**REQUIRED TASK A:** In the rows, copy out word for word every line starting at the one containing "label-hotels: Hotels and" and ending at the one containing "resort-villas-icon <box>14 495 270 632</box>", both included.

** START OF ARTICLE **

Jack Sures (November 20, 1934 – May 12, 2018) was a Canadian ceramic artist and post-secondary academic.

Personal background
Sures was born at Brandon, Manitoba in 1934. He graduated from the University of Manitoba in 1957 with a B.F.A. He went on to earn his M.A. in painting and printmaking from the Michigan State University in 1959. After two years working in the United Kingdom and traveling in Europe and the Middle East he established a studio in Winnipeg, Manitoba. He was instrumental in establishing the ceramics department at the University of Saskatchewan, Regina Campus (now the University of Regina). He undertook an appointment in 1973-1974 working in Grenada, West Indies for the United Nations Handcraft Development Program. Sures died on May 12, 2018 at the age of 83.

Body of work
After completing his M.A. Sures moved to the United Kingdom where he worked in London. Here he learned mold making, slip casting and production wheel-throwing. His works are wheel-thrown vessel-based pieces and hand-built sculpture. 
Sures has worked on various commissions, the most notable being:
Mural created for the Provincial Office Building in Saskatoon
Mural for the Museum of Civilization in Ottawa. 
Ceramic pieces for Secretary of State Canada; 
Terrazzo floor for the Wascana Rehabilitation Centre, Regina

Arts administration
Sures has taken a strong interest in arts organizations. He has acted as an adviser or consultant for a number of organizations including the Canada Council regarding ceramic art; the Banff Centre for their facilities and program development; the Regina Wascana Centre Authority on its Fine Arts Committee; and as a member of the Board of the Canadian Conference of the Arts.

** END OF ARTICLE **
** START OF DATA PROVIDED **

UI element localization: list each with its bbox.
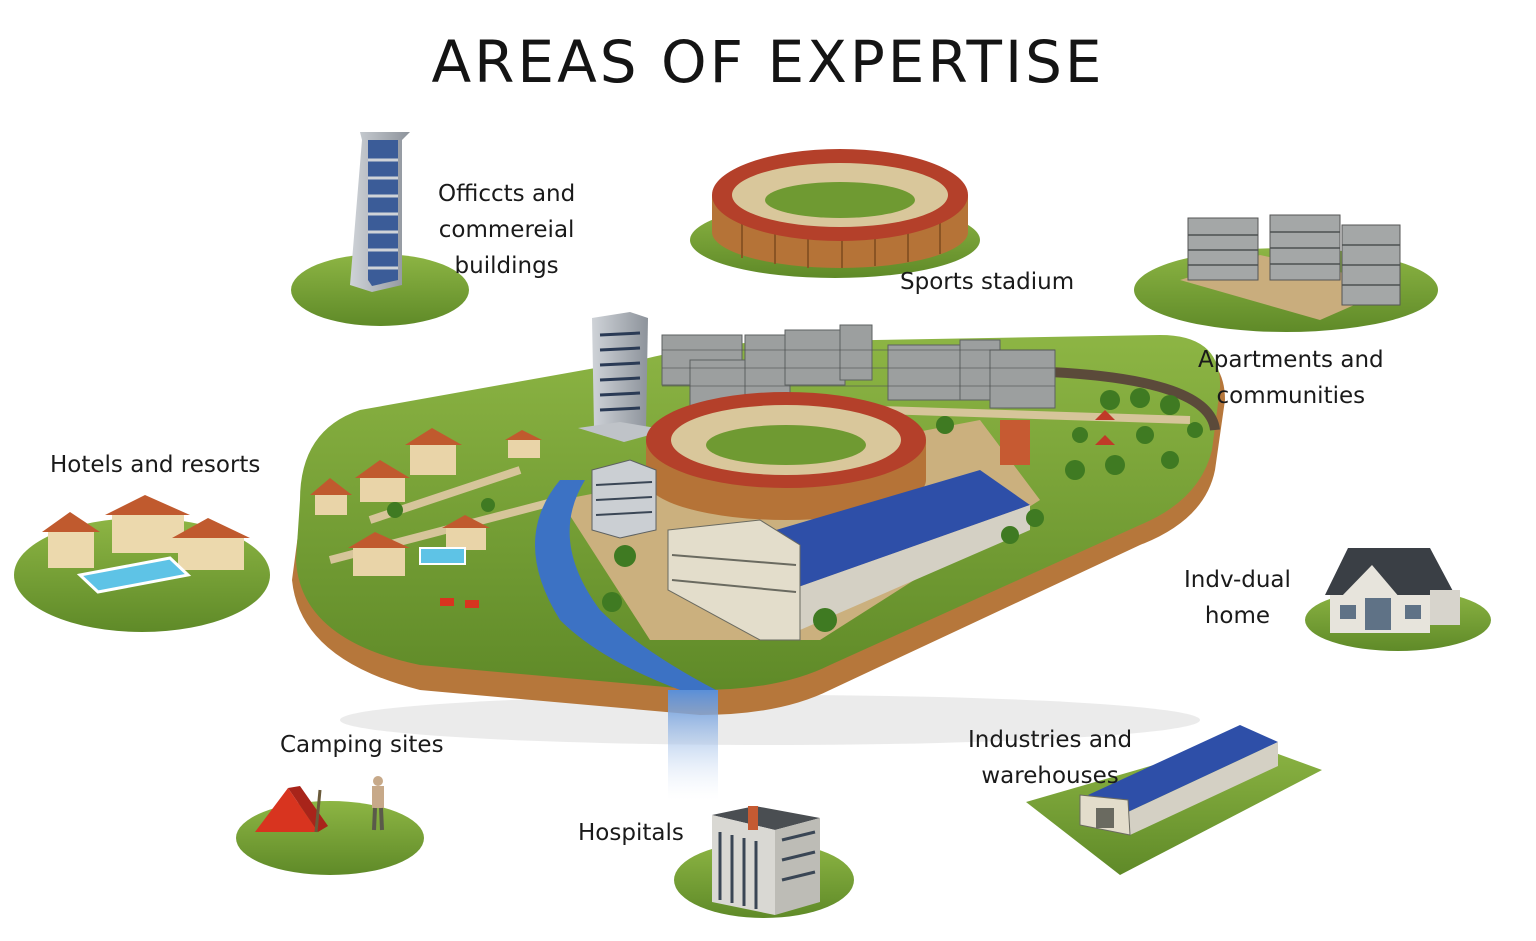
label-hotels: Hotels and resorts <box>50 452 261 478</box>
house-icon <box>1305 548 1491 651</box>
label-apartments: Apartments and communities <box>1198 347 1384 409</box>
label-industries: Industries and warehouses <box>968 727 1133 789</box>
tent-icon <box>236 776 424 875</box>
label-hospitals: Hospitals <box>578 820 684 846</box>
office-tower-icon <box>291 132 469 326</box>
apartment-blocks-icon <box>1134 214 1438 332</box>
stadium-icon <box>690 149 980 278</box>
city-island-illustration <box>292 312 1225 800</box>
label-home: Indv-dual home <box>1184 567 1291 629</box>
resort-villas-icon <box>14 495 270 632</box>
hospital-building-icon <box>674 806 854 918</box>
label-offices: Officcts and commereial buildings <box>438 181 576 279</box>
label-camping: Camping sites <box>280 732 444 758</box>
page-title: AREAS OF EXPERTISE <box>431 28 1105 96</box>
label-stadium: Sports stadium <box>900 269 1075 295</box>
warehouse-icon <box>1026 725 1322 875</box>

** END OF DATA PROVIDED **

**REQUIRED TASK B:** Pick up the Jack Sures article where it stops and keep writing.

**EXERCISE OUTPUT A:**
label-hotels: Hotels and resorts <box>50 452 261 478</box>
house-icon <box>1305 548 1491 651</box>
label-apartments: Apartments and communities <box>1198 347 1384 409</box>
label-industries: Industries and warehouses <box>968 727 1133 789</box>
tent-icon <box>236 776 424 875</box>
label-hospitals: Hospitals <box>578 820 684 846</box>
office-tower-icon <box>291 132 469 326</box>
apartment-blocks-icon <box>1134 214 1438 332</box>
stadium-icon <box>690 149 980 278</box>
city-island-illustration <box>292 312 1225 800</box>
label-home: Indv-dual home <box>1184 567 1291 629</box>
resort-villas-icon <box>14 495 270 632</box>

**EXERCISE OUTPUT B:**
Selected collections
Sures' works are in both private and public collections including;
Saskatchewan Arts Board
External Affairs Canada
Province of Saskatchewan
University of Saskatchewan
Pecs National Museum, Hungary
University of Regina
Musée national des beaux-arts du Québec

Academic positions
Sures was Chairman of the Department of Visual Arts at the University of Regina from 1969-71. On his retirement in 1998 he was granted Professor Emeritus.

Awards
Sures has been recognized for his accomplishments by the grant of honours including;
Saidye Bronfman Award, 2018
Saskatchewan Arts Award for Lifetime Achievement, 2017
Canada Council Study Grant 1965 and 1972 to study in Japan and France respectively. 
Awarded Grand Prize, International Ceramic Exhibition, Mino, Japan, 1989 
Order of Canada, inducted as Member, 1991
Province of Saskatchewan, Recognized for contributions to Canada and the Province, 1992.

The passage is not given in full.